Data records
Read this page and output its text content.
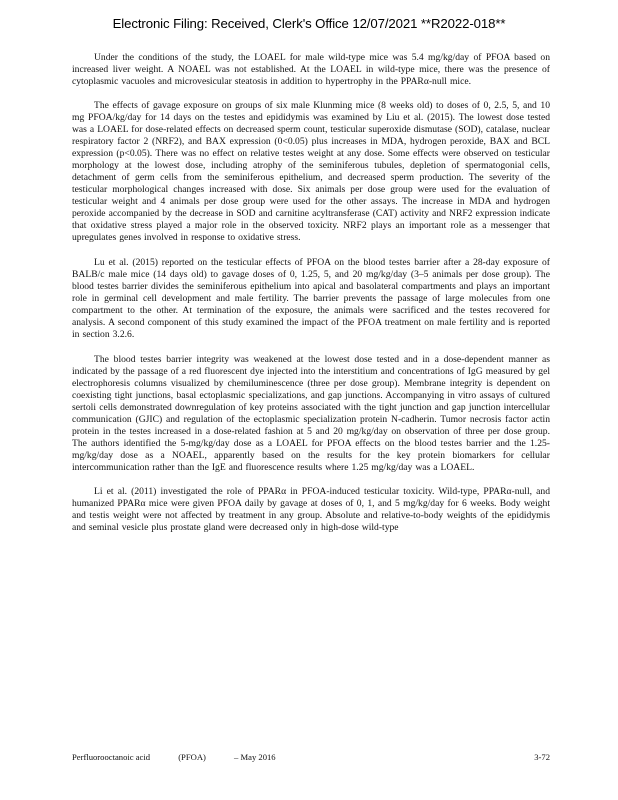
Electronic Filing: Received, Clerk's Office 12/07/2021 **R2022-018**

Under the conditions of the study, the LOAEL for male wild-type mice was 5.4 mg/kg/day of PFOA based on increased liver weight. A NOAEL was not established. At the LOAEL in wild-type mice, there was the presence of cytoplasmic vacuoles and microvesicular steatosis in addition to hypertrophy in the PPARα-null mice.

The effects of gavage exposure on groups of six male Klunming mice (8 weeks old) to doses of 0, 2.5, 5, and 10 mg PFOA/kg/day for 14 days on the testes and epididymis was examined by Liu et al. (2015). The lowest dose tested was a LOAEL for dose-related effects on decreased sperm count, testicular superoxide dismutase (SOD), catalase, nuclear respiratory factor 2 (NRF2), and BAX expression (0<0.05) plus increases in MDA, hydrogen peroxide, BAX and BCL expression (p<0.05). There was no effect on relative testes weight at any dose. Some effects were observed on testicular morphology at the lowest dose, including atrophy of the seminiferous tubules, depletion of spermatogonial cells, detachment of germ cells from the seminiferous epithelium, and decreased sperm production. The severity of the testicular morphological changes increased with dose. Six animals per dose group were used for the evaluation of testicular weight and 4 animals per dose group were used for the other assays. The increase in MDA and hydrogen peroxide accompanied by the decrease in SOD and carnitine acyltransferase (CAT) activity and NRF2 expression indicate that oxidative stress played a major role in the observed toxicity. NRF2 plays an important role as a messenger that upregulates genes involved in response to oxidative stress.

Lu et al. (2015) reported on the testicular effects of PFOA on the blood testes barrier after a 28-day exposure of BALB/c male mice (14 days old) to gavage doses of 0, 1.25, 5, and 20 mg/kg/day (3–5 animals per dose group). The blood testes barrier divides the seminiferous epithelium into apical and basolateral compartments and plays an important role in germinal cell development and male fertility. The barrier prevents the passage of large molecules from one compartment to the other. At termination of the exposure, the animals were sacrificed and the testes recovered for analysis. A second component of this study examined the impact of the PFOA treatment on male fertility and is reported in section 3.2.6.

The blood testes barrier integrity was weakened at the lowest dose tested and in a dose-dependent manner as indicated by the passage of a red fluorescent dye injected into the interstitium and concentrations of IgG measured by gel electrophoresis columns visualized by chemiluminescence (three per dose group). Membrane integrity is dependent on coexisting tight junctions, basal ectoplasmic specializations, and gap junctions. Accompanying in vitro assays of cultured sertoli cells demonstrated downregulation of key proteins associated with the tight junction and gap junction intercellular communication (GJIC) and regulation of the ectoplasmic specialization protein N-cadherin. Tumor necrosis factor actin protein in the testes increased in a dose-related fashion at 5 and 20 mg/kg/day on observation of three per dose group. The authors identified the 5-mg/kg/day dose as a LOAEL for PFOA effects on the blood testes barrier and the 1.25-mg/kg/day dose as a NOAEL, apparently based on the results for the key protein biomarkers for cellular intercommunication rather than the IgE and fluorescence results where 1.25 mg/kg/day was a LOAEL.

Li et al. (2011) investigated the role of PPARα in PFOA-induced testicular toxicity. Wild-type, PPARα-null, and humanized PPARα mice were given PFOA daily by gavage at doses of 0, 1, and 5 mg/kg/day for 6 weeks. Body weight and testis weight were not affected by treatment in any group. Absolute and relative-to-body weights of the epididymis and seminal vesicle plus prostate gland were decreased only in high-dose wild-type

Perfluorooctanoic acid	(PFOA)	– May 2016	3-72
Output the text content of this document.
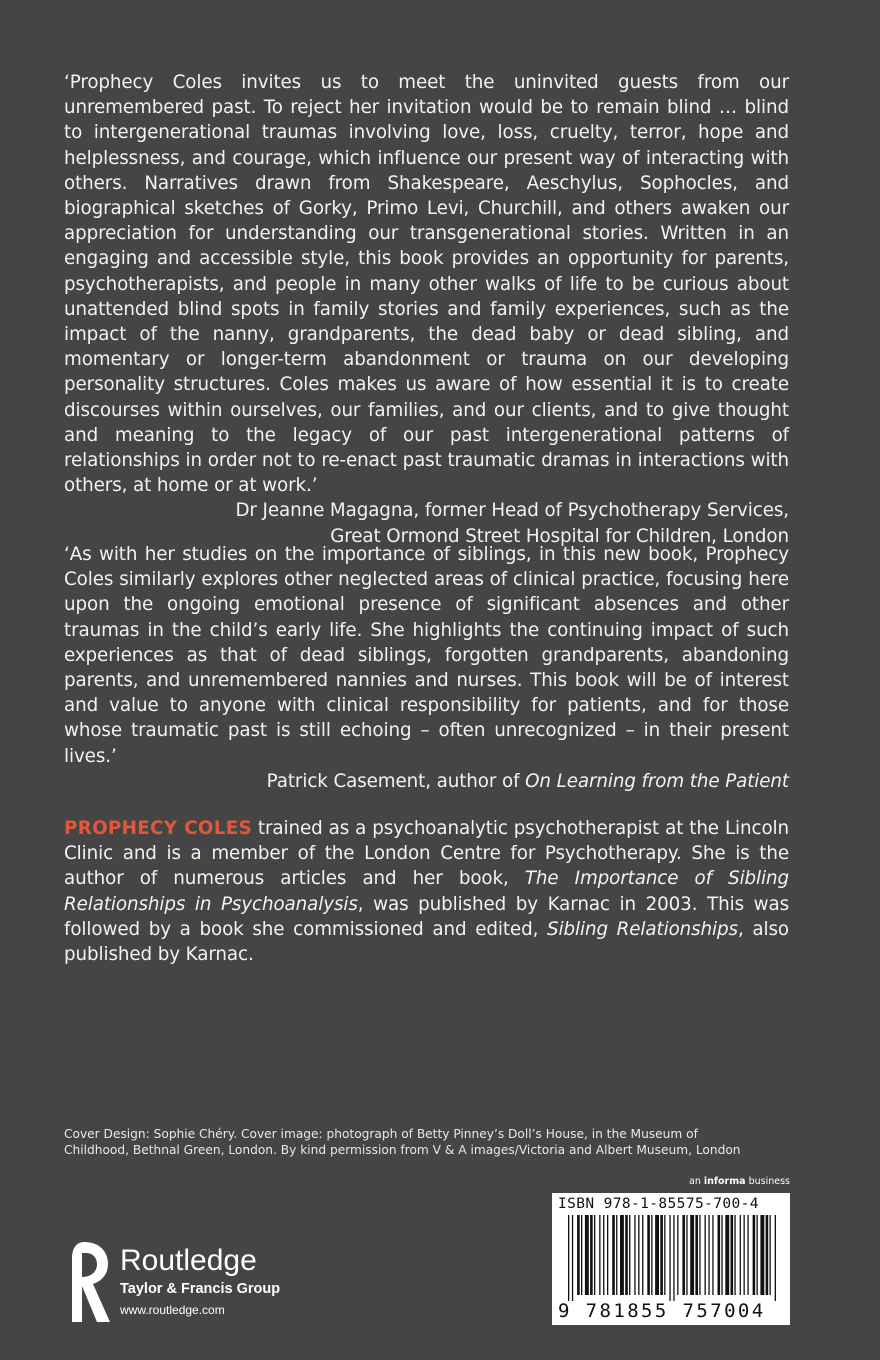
‘Prophecy Coles invites us to meet the uninvited guests from our unremembered past. To reject her invitation would be to remain blind … blind to intergenerational traumas involving love, loss, cruelty, terror, hope and helplessness, and courage, which influence our present way of interacting with others. Narratives drawn from Shakespeare, Aeschylus, Sophocles, and biographical sketches of Gorky, Primo Levi, Churchill, and others awaken our appreciation for understanding our transgenerational stories. Written in an engaging and accessible style, this book provides an opportunity for parents, psychotherapists, and people in many other walks of life to be curious about unattended blind spots in family stories and family experiences, such as the impact of the nanny, grandparents, the dead baby or dead sibling, and momentary or longer-term abandonment or trauma on our developing personality structures. Coles makes us aware of how essential it is to create discourses within ourselves, our families, and our clients, and to give thought and meaning to the legacy of our past intergenerational patterns of relationships in order not to re-enact past traumatic dramas in interactions with others, at home or at work.’

Dr Jeanne Magagna, former Head of Psychotherapy Services,

Great Ormond Street Hospital for Children, London

‘As with her studies on the importance of siblings, in this new book, Prophecy Coles similarly explores other neglected areas of clinical practice, focusing here upon the ongoing emotional presence of significant absences and other traumas in the child’s early life. She highlights the continuing impact of such experiences as that of dead siblings, forgotten grandparents, abandoning parents, and unremembered nannies and nurses. This book will be of interest and value to anyone with clinical responsibility for patients, and for those whose traumatic past is still echoing – often unrecognized – in their present lives.’

Patrick Casement, author of On Learning from the Patient

PROPHECY COLES trained as a psychoanalytic psychotherapist at the Lincoln Clinic and is a member of the London Centre for Psychotherapy. She is the author of numerous articles and her book, The Importance of Sibling Relationships in Psychoanalysis, was published by Karnac in 2003. This was followed by a book she commissioned and edited, Sibling Relationships, also published by Karnac.

Cover Design: Sophie Chéry. Cover image: photograph of Betty Pinney’s Doll’s House, in the Museum of Childhood, Bethnal Green, London. By kind permission from V & A images/Victoria and Albert Museum, London
an informa business
ISBN 978-1-85575-700-4
9 781855 757004
ROUTLEDGE
Routledge
Taylor & Francis Group
www.routledge.com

→ Exercise details:
Scan the records above for the string "based", then report every line that contains it.

→ Result for this task:
Under the conditions of the study, the LOAEL for male wild-type mice was 5.4 mg/kg/day of PFOA based on increased liver weight. A NOAEL was not established. At the LOAEL in wild-type mice, there was the presence of cytoplasmic vacuoles and microvesicular steatosis in addition to hypertrophy in the PPARα-null mice.
The blood testes barrier integrity was weakened at the lowest dose tested and in a dose-dependent manner as indicated by the passage of a red fluorescent dye injected into the interstitium and concentrations of IgG measured by gel electrophoresis columns visualized by chemiluminescence (three per dose group). Membrane integrity is dependent on coexisting tight junctions, basal ectoplasmic specializations, and gap junctions. Accompanying in vitro assays of cultured sertoli cells demonstrated downregulation of key proteins associated with the tight junction and gap junction intercellular communication (GJIC) and regulation of the ectoplasmic specialization protein N-cadherin. Tumor necrosis factor actin protein in the testes increased in a dose-related fashion at 5 and 20 mg/kg/day on observation of three per dose group. The authors identified the 5-mg/kg/day dose as a LOAEL for PFOA effects on the blood testes barrier and the 1.25-mg/kg/day dose as a NOAEL, apparently based on the results for the key protein biomarkers for cellular intercommunication rather than the IgE and fluorescence results where 1.25 mg/kg/day was a LOAEL.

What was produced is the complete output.